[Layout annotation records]
──────

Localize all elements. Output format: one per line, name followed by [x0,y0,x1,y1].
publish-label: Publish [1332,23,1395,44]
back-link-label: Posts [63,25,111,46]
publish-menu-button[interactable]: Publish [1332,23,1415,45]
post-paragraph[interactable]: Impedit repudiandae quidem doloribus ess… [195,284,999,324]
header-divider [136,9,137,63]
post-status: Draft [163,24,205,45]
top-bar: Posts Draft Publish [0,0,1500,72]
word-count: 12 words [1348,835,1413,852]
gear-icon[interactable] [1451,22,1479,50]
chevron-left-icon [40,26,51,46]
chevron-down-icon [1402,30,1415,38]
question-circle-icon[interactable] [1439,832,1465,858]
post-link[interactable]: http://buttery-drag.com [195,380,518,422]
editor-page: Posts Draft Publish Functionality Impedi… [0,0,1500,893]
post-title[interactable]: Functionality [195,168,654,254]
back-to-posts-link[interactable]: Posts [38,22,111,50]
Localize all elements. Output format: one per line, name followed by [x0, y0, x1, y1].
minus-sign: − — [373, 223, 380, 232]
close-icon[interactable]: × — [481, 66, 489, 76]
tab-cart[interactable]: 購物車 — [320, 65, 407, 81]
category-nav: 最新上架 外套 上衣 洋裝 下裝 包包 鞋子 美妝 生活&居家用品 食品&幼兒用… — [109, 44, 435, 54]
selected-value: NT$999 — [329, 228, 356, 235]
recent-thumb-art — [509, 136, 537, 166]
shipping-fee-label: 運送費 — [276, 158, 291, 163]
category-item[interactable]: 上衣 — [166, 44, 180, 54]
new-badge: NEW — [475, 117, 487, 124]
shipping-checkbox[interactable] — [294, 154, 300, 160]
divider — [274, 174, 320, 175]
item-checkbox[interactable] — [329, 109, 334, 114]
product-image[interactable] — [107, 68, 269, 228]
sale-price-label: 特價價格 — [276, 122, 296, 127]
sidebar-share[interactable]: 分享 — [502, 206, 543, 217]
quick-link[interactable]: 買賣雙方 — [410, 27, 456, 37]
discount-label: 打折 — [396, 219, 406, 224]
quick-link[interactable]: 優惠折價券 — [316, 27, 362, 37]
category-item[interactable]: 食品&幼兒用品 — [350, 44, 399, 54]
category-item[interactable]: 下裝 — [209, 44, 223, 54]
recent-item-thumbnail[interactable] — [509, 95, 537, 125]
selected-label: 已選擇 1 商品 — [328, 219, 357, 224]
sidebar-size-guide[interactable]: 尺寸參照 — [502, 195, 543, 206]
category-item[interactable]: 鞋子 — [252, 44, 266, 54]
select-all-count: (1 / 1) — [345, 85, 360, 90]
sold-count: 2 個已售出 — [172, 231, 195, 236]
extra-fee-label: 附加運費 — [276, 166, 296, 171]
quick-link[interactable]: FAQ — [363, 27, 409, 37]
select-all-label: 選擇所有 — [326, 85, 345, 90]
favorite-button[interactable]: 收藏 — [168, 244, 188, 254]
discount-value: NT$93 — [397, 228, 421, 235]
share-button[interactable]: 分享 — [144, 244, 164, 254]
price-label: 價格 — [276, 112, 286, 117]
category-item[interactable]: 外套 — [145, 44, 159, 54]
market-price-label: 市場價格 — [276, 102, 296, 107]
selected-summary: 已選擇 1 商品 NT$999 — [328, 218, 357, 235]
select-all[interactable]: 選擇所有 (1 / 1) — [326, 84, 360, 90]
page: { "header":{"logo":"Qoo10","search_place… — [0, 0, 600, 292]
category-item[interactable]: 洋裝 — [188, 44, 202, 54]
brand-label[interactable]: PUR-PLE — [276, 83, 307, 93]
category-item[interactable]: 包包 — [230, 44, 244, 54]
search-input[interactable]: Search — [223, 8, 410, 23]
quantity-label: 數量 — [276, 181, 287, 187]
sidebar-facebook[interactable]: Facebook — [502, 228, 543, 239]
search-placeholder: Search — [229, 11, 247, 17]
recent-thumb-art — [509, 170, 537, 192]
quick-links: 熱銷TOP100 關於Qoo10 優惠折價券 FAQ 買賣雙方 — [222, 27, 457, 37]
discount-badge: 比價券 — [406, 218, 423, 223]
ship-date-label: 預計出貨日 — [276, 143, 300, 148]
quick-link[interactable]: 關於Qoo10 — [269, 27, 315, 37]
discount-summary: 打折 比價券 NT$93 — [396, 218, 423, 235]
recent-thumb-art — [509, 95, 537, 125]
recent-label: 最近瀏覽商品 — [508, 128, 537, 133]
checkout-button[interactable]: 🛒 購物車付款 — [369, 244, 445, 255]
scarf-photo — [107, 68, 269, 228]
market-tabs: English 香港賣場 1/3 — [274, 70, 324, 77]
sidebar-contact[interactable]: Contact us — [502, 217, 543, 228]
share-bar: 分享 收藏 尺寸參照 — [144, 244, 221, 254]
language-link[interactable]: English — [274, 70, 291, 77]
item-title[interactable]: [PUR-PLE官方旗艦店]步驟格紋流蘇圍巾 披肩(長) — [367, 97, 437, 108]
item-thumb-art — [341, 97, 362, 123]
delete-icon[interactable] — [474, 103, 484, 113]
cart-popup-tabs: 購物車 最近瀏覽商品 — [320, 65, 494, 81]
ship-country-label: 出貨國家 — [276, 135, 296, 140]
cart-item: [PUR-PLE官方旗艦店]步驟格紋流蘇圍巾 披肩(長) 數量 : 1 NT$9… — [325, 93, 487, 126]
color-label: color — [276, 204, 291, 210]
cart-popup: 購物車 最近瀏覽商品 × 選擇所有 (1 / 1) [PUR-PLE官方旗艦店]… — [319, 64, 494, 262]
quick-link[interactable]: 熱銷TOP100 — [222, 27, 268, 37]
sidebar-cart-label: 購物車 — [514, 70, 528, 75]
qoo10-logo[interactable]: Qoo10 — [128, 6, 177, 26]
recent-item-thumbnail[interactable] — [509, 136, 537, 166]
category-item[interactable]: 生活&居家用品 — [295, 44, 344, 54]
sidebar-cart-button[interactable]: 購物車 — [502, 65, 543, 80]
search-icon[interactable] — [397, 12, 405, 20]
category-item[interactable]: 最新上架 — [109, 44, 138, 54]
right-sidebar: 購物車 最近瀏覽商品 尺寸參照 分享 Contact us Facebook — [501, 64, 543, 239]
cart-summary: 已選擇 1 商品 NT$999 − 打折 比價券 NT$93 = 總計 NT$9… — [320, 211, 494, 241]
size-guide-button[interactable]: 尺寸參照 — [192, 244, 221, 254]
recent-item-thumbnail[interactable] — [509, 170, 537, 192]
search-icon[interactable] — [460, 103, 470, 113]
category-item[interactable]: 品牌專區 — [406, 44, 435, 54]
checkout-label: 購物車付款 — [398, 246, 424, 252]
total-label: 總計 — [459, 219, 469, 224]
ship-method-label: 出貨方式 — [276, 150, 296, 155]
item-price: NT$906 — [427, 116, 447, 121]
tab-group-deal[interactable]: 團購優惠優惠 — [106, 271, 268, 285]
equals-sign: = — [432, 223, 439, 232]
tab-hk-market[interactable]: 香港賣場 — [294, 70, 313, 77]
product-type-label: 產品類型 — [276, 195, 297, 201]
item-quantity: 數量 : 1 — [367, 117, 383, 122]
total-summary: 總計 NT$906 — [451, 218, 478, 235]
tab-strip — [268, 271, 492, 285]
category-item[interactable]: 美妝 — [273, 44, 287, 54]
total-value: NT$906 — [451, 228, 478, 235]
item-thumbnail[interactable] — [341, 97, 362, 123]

──────

▸ STATED TASK
Return every line of all the records above, unchanged.

▸ SOLUTION
Localize all elements. Output format: one per line, name followed by [x0,y0,x1,y1].
publish-label: Publish [1332,23,1395,44]
back-link-label: Posts [63,25,111,46]
publish-menu-button[interactable]: Publish [1332,23,1415,45]
post-paragraph[interactable]: Impedit repudiandae quidem doloribus ess… [195,284,999,324]
header-divider [136,9,137,63]
post-status: Draft [163,24,205,45]
top-bar: Posts Draft Publish [0,0,1500,72]
word-count: 12 words [1348,835,1413,852]
gear-icon[interactable] [1451,22,1479,50]
chevron-left-icon [40,26,51,46]
chevron-down-icon [1402,30,1415,38]
question-circle-icon[interactable] [1439,832,1465,858]
post-link[interactable]: http://buttery-drag.com [195,380,518,422]
editor-page: Posts Draft Publish Functionality Impedi… [0,0,1500,893]
post-title[interactable]: Functionality [195,168,654,254]
back-to-posts-link[interactable]: Posts [38,22,111,50]
Localize all elements. Output format: one per line, name followed by [x0, y0, x1, y1].
minus-sign: − — [373, 223, 380, 232]
close-icon[interactable]: × — [481, 66, 489, 76]
tab-cart[interactable]: 購物車 — [320, 65, 407, 81]
category-nav: 最新上架 外套 上衣 洋裝 下裝 包包 鞋子 美妝 生活&居家用品 食品&幼兒用… — [109, 44, 435, 54]
selected-value: NT$999 — [329, 228, 356, 235]
recent-thumb-art — [509, 136, 537, 166]
shipping-fee-label: 運送費 — [276, 158, 291, 163]
category-item[interactable]: 上衣 — [166, 44, 180, 54]
new-badge: NEW — [475, 117, 487, 124]
shipping-checkbox[interactable] — [294, 154, 300, 160]
divider — [274, 174, 320, 175]
item-checkbox[interactable] — [329, 109, 334, 114]
product-image[interactable] — [107, 68, 269, 228]
sale-price-label: 特價價格 — [276, 122, 296, 127]
sidebar-share[interactable]: 分享 — [502, 206, 543, 217]
quick-link[interactable]: 買賣雙方 — [410, 27, 456, 37]
discount-label: 打折 — [396, 219, 406, 224]
quick-link[interactable]: 優惠折價券 — [316, 27, 362, 37]
category-item[interactable]: 食品&幼兒用品 — [350, 44, 399, 54]
category-item[interactable]: 下裝 — [209, 44, 223, 54]
recent-item-thumbnail[interactable] — [509, 95, 537, 125]
selected-label: 已選擇 1 商品 — [328, 219, 357, 224]
sidebar-size-guide[interactable]: 尺寸參照 — [502, 195, 543, 206]
category-item[interactable]: 鞋子 — [252, 44, 266, 54]
select-all-count: (1 / 1) — [345, 85, 360, 90]
sold-count: 2 個已售出 — [172, 231, 195, 236]
extra-fee-label: 附加運費 — [276, 166, 296, 171]
quick-link[interactable]: FAQ — [363, 27, 409, 37]
select-all-label: 選擇所有 — [326, 85, 345, 90]
favorite-button[interactable]: 收藏 — [168, 244, 188, 254]
discount-value: NT$93 — [397, 228, 421, 235]
share-button[interactable]: 分享 — [144, 244, 164, 254]
price-label: 價格 — [276, 112, 286, 117]
category-item[interactable]: 外套 — [145, 44, 159, 54]
market-price-label: 市場價格 — [276, 102, 296, 107]
selected-summary: 已選擇 1 商品 NT$999 — [328, 218, 357, 235]
select-all[interactable]: 選擇所有 (1 / 1) — [326, 84, 360, 90]
page: { "header":{"logo":"Qoo10","search_place… — [0, 0, 600, 292]
category-item[interactable]: 洋裝 — [188, 44, 202, 54]
brand-label[interactable]: PUR-PLE — [276, 83, 307, 93]
category-item[interactable]: 包包 — [230, 44, 244, 54]
search-input[interactable]: Search — [223, 8, 410, 23]
quantity-label: 數量 — [276, 181, 287, 187]
sidebar-facebook[interactable]: Facebook — [502, 228, 543, 239]
search-placeholder: Search — [229, 11, 247, 17]
recent-thumb-art — [509, 170, 537, 192]
quick-links: 熱銷TOP100 關於Qoo10 優惠折價券 FAQ 買賣雙方 — [222, 27, 457, 37]
discount-badge: 比價券 — [406, 218, 423, 223]
ship-date-label: 預計出貨日 — [276, 143, 300, 148]
quick-link[interactable]: 關於Qoo10 — [269, 27, 315, 37]
discount-summary: 打折 比價券 NT$93 — [396, 218, 423, 235]
recent-thumb-art — [509, 95, 537, 125]
recent-label: 最近瀏覽商品 — [508, 128, 537, 133]
checkout-button[interactable]: 🛒 購物車付款 — [369, 244, 445, 255]
scarf-photo — [107, 68, 269, 228]
market-tabs: English 香港賣場 1/3 — [274, 70, 324, 77]
sidebar-contact[interactable]: Contact us — [502, 217, 543, 228]
share-bar: 分享 收藏 尺寸參照 — [144, 244, 221, 254]
language-link[interactable]: English — [274, 70, 291, 77]
item-title[interactable]: [PUR-PLE官方旗艦店]步驟格紋流蘇圍巾 披肩(長) — [367, 97, 437, 108]
item-thumb-art — [341, 97, 362, 123]
delete-icon[interactable] — [474, 103, 484, 113]
cart-popup-tabs: 購物車 最近瀏覽商品 — [320, 65, 494, 81]
ship-country-label: 出貨國家 — [276, 135, 296, 140]
cart-item: [PUR-PLE官方旗艦店]步驟格紋流蘇圍巾 披肩(長) 數量 : 1 NT$9… — [325, 93, 487, 126]
color-label: color — [276, 204, 291, 210]
cart-popup: 購物車 最近瀏覽商品 × 選擇所有 (1 / 1) [PUR-PLE官方旗艦店]… — [319, 64, 494, 262]
quick-link[interactable]: 熱銷TOP100 — [222, 27, 268, 37]
sidebar-cart-label: 購物車 — [514, 70, 528, 75]
qoo10-logo[interactable]: Qoo10 — [128, 6, 177, 26]
recent-item-thumbnail[interactable] — [509, 136, 537, 166]
category-item[interactable]: 生活&居家用品 — [295, 44, 344, 54]
sidebar-cart-button[interactable]: 購物車 — [502, 65, 543, 80]
search-icon[interactable] — [397, 12, 405, 20]
category-item[interactable]: 最新上架 — [109, 44, 138, 54]
right-sidebar: 購物車 最近瀏覽商品 尺寸參照 分享 Contact us Facebook — [501, 64, 543, 239]
cart-summary: 已選擇 1 商品 NT$999 − 打折 比價券 NT$93 = 總計 NT$9… — [320, 211, 494, 241]
size-guide-button[interactable]: 尺寸參照 — [192, 244, 221, 254]
recent-item-thumbnail[interactable] — [509, 170, 537, 192]
search-icon[interactable] — [460, 103, 470, 113]
category-item[interactable]: 品牌專區 — [406, 44, 435, 54]
checkout-label: 購物車付款 — [398, 246, 424, 252]
total-label: 總計 — [459, 219, 469, 224]
ship-method-label: 出貨方式 — [276, 150, 296, 155]
item-price: NT$906 — [427, 116, 447, 121]
tab-group-deal[interactable]: 團購優惠優惠 — [106, 271, 268, 285]
equals-sign: = — [432, 223, 439, 232]
tab-hk-market[interactable]: 香港賣場 — [294, 70, 313, 77]
product-type-label: 產品類型 — [276, 195, 297, 201]
item-quantity: 數量 : 1 — [367, 117, 383, 122]
total-summary: 總計 NT$906 — [451, 218, 478, 235]
tab-strip — [268, 271, 492, 285]
category-item[interactable]: 美妝 — [273, 44, 287, 54]
total-value: NT$906 — [451, 228, 478, 235]
item-thumbnail[interactable] — [341, 97, 362, 123]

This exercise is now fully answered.